• Challenge: Any pictures in the records below should be skipped; write out everything else exactly.

=== Data to use ===

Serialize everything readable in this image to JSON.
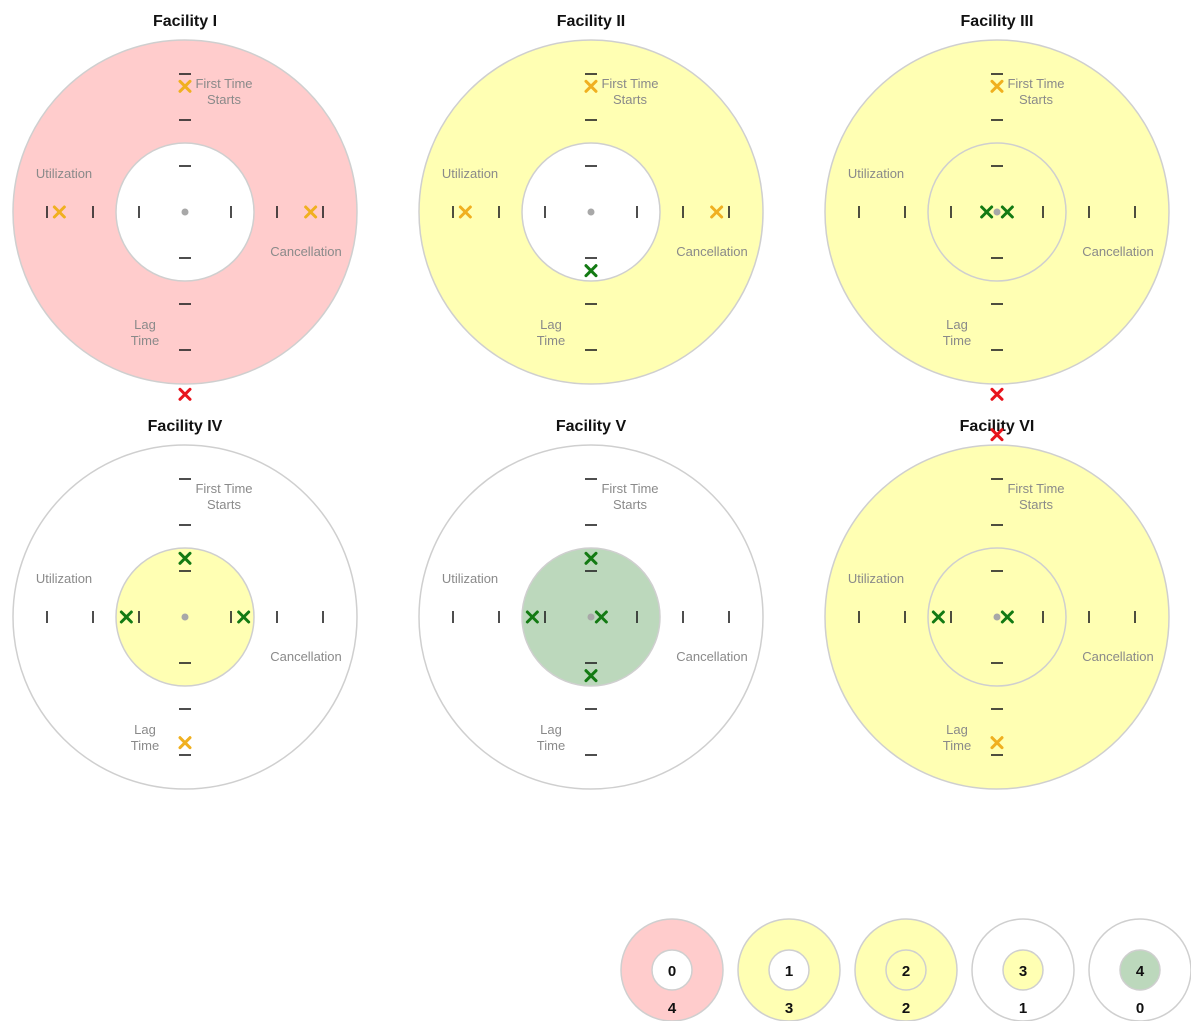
{
  "colors": {
    "red_fill": "#ffcccc",
    "yellow_fill": "#ffffb3",
    "green_fill": "#bcd8bc",
    "white_fill": "#ffffff",
    "ring_stroke": "#cfcfcf",
    "tick": "#222222",
    "mark_red": "#e8141c",
    "mark_orange": "#f0b020",
    "mark_green": "#137a13",
    "center_dot": "#a8a8a8"
  },
  "axis_labels": {
    "top": [
      "First Time",
      "Starts"
    ],
    "left": "Utilization",
    "right": "Cancellation",
    "bottom": [
      "Lag",
      "Time"
    ]
  },
  "chart_data": {
    "type": "radial-scorecard",
    "note": "Each facility shown as a target. Marks placed per metric (top = First Time Starts, left = Utilization, right = Cancellation, bottom = Lag Time). Position: 0 = center, 1 = inner ring boundary, 2 = outer ring boundary.",
    "facilities": [
      {
        "name": "Facility I",
        "outer_fill": "red",
        "inner_fill": "white",
        "marks": [
          {
            "metric": "First Time Starts",
            "position": 1.55,
            "color": "orange"
          },
          {
            "metric": "Utilization",
            "position": 1.55,
            "color": "orange"
          },
          {
            "metric": "Cancellation",
            "position": 1.55,
            "color": "orange"
          },
          {
            "metric": "Lag Time",
            "position": 2.1,
            "color": "red"
          }
        ]
      },
      {
        "name": "Facility II",
        "outer_fill": "yellow",
        "inner_fill": "white",
        "marks": [
          {
            "metric": "First Time Starts",
            "position": 1.55,
            "color": "orange"
          },
          {
            "metric": "Utilization",
            "position": 1.55,
            "color": "orange"
          },
          {
            "metric": "Cancellation",
            "position": 1.55,
            "color": "orange"
          },
          {
            "metric": "Lag Time",
            "position": 0.85,
            "color": "green"
          }
        ]
      },
      {
        "name": "Facility III",
        "outer_fill": "yellow",
        "inner_fill": "yellow",
        "marks": [
          {
            "metric": "First Time Starts",
            "position": 1.55,
            "color": "orange"
          },
          {
            "metric": "Utilization",
            "position": 0.15,
            "color": "green"
          },
          {
            "metric": "Cancellation",
            "position": 0.15,
            "color": "green"
          },
          {
            "metric": "Lag Time",
            "position": 2.1,
            "color": "red"
          }
        ]
      },
      {
        "name": "Facility IV",
        "outer_fill": "white",
        "inner_fill": "yellow",
        "marks": [
          {
            "metric": "First Time Starts",
            "position": 0.85,
            "color": "green"
          },
          {
            "metric": "Utilization",
            "position": 0.85,
            "color": "green"
          },
          {
            "metric": "Cancellation",
            "position": 0.85,
            "color": "green"
          },
          {
            "metric": "Lag Time",
            "position": 1.55,
            "color": "orange"
          }
        ]
      },
      {
        "name": "Facility V",
        "outer_fill": "white",
        "inner_fill": "green",
        "marks": [
          {
            "metric": "First Time Starts",
            "position": 0.85,
            "color": "green"
          },
          {
            "metric": "Utilization",
            "position": 0.85,
            "color": "green"
          },
          {
            "metric": "Cancellation",
            "position": 0.15,
            "color": "green"
          },
          {
            "metric": "Lag Time",
            "position": 0.85,
            "color": "green"
          }
        ]
      },
      {
        "name": "Facility VI",
        "outer_fill": "yellow",
        "inner_fill": "yellow",
        "marks": [
          {
            "metric": "First Time Starts",
            "position": 2.1,
            "color": "red"
          },
          {
            "metric": "Utilization",
            "position": 0.85,
            "color": "green"
          },
          {
            "metric": "Cancellation",
            "position": 0.15,
            "color": "green"
          },
          {
            "metric": "Lag Time",
            "position": 1.55,
            "color": "orange"
          }
        ]
      }
    ],
    "legend": [
      {
        "inner": "0",
        "outer": "4",
        "outer_fill": "red",
        "inner_fill": "white"
      },
      {
        "inner": "1",
        "outer": "3",
        "outer_fill": "yellow",
        "inner_fill": "white"
      },
      {
        "inner": "2",
        "outer": "2",
        "outer_fill": "yellow",
        "inner_fill": "yellow"
      },
      {
        "inner": "3",
        "outer": "1",
        "outer_fill": "white",
        "inner_fill": "yellow"
      },
      {
        "inner": "4",
        "outer": "0",
        "outer_fill": "white",
        "inner_fill": "green"
      }
    ]
  }
}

===

• Written answer:
Serialize everything readable in this image to JSON.
{
  "colors": {
    "red_fill": "#ffcccc",
    "yellow_fill": "#ffffb3",
    "green_fill": "#bcd8bc",
    "white_fill": "#ffffff",
    "ring_stroke": "#cfcfcf",
    "tick": "#222222",
    "mark_red": "#e8141c",
    "mark_orange": "#f0b020",
    "mark_green": "#137a13",
    "center_dot": "#a8a8a8"
  },
  "axis_labels": {
    "top": [
      "First Time",
      "Starts"
    ],
    "left": "Utilization",
    "right": "Cancellation",
    "bottom": [
      "Lag",
      "Time"
    ]
  },
  "chart_data": {
    "type": "radial-scorecard",
    "note": "Each facility shown as a target. Marks placed per metric (top = First Time Starts, left = Utilization, right = Cancellation, bottom = Lag Time). Position: 0 = center, 1 = inner ring boundary, 2 = outer ring boundary.",
    "facilities": [
      {
        "name": "Facility I",
        "outer_fill": "red",
        "inner_fill": "white",
        "marks": [
          {
            "metric": "First Time Starts",
            "position": 1.55,
            "color": "orange"
          },
          {
            "metric": "Utilization",
            "position": 1.55,
            "color": "orange"
          },
          {
            "metric": "Cancellation",
            "position": 1.55,
            "color": "orange"
          },
          {
            "metric": "Lag Time",
            "position": 2.1,
            "color": "red"
          }
        ]
      },
      {
        "name": "Facility II",
        "outer_fill": "yellow",
        "inner_fill": "white",
        "marks": [
          {
            "metric": "First Time Starts",
            "position": 1.55,
            "color": "orange"
          },
          {
            "metric": "Utilization",
            "position": 1.55,
            "color": "orange"
          },
          {
            "metric": "Cancellation",
            "position": 1.55,
            "color": "orange"
          },
          {
            "metric": "Lag Time",
            "position": 0.85,
            "color": "green"
          }
        ]
      },
      {
        "name": "Facility III",
        "outer_fill": "yellow",
        "inner_fill": "yellow",
        "marks": [
          {
            "metric": "First Time Starts",
            "position": 1.55,
            "color": "orange"
          },
          {
            "metric": "Utilization",
            "position": 0.15,
            "color": "green"
          },
          {
            "metric": "Cancellation",
            "position": 0.15,
            "color": "green"
          },
          {
            "metric": "Lag Time",
            "position": 2.1,
            "color": "red"
          }
        ]
      },
      {
        "name": "Facility IV",
        "outer_fill": "white",
        "inner_fill": "yellow",
        "marks": [
          {
            "metric": "First Time Starts",
            "position": 0.85,
            "color": "green"
          },
          {
            "metric": "Utilization",
            "position": 0.85,
            "color": "green"
          },
          {
            "metric": "Cancellation",
            "position": 0.85,
            "color": "green"
          },
          {
            "metric": "Lag Time",
            "position": 1.55,
            "color": "orange"
          }
        ]
      },
      {
        "name": "Facility V",
        "outer_fill": "white",
        "inner_fill": "green",
        "marks": [
          {
            "metric": "First Time Starts",
            "position": 0.85,
            "color": "green"
          },
          {
            "metric": "Utilization",
            "position": 0.85,
            "color": "green"
          },
          {
            "metric": "Cancellation",
            "position": 0.15,
            "color": "green"
          },
          {
            "metric": "Lag Time",
            "position": 0.85,
            "color": "green"
          }
        ]
      },
      {
        "name": "Facility VI",
        "outer_fill": "yellow",
        "inner_fill": "yellow",
        "marks": [
          {
            "metric": "First Time Starts",
            "position": 2.1,
            "color": "red"
          },
          {
            "metric": "Utilization",
            "position": 0.85,
            "color": "green"
          },
          {
            "metric": "Cancellation",
            "position": 0.15,
            "color": "green"
          },
          {
            "metric": "Lag Time",
            "position": 1.55,
            "color": "orange"
          }
        ]
      }
    ],
    "legend": [
      {
        "inner": "0",
        "outer": "4",
        "outer_fill": "red",
        "inner_fill": "white"
      },
      {
        "inner": "1",
        "outer": "3",
        "outer_fill": "yellow",
        "inner_fill": "white"
      },
      {
        "inner": "2",
        "outer": "2",
        "outer_fill": "yellow",
        "inner_fill": "yellow"
      },
      {
        "inner": "3",
        "outer": "1",
        "outer_fill": "white",
        "inner_fill": "yellow"
      },
      {
        "inner": "4",
        "outer": "0",
        "outer_fill": "white",
        "inner_fill": "green"
      }
    ]
  }
}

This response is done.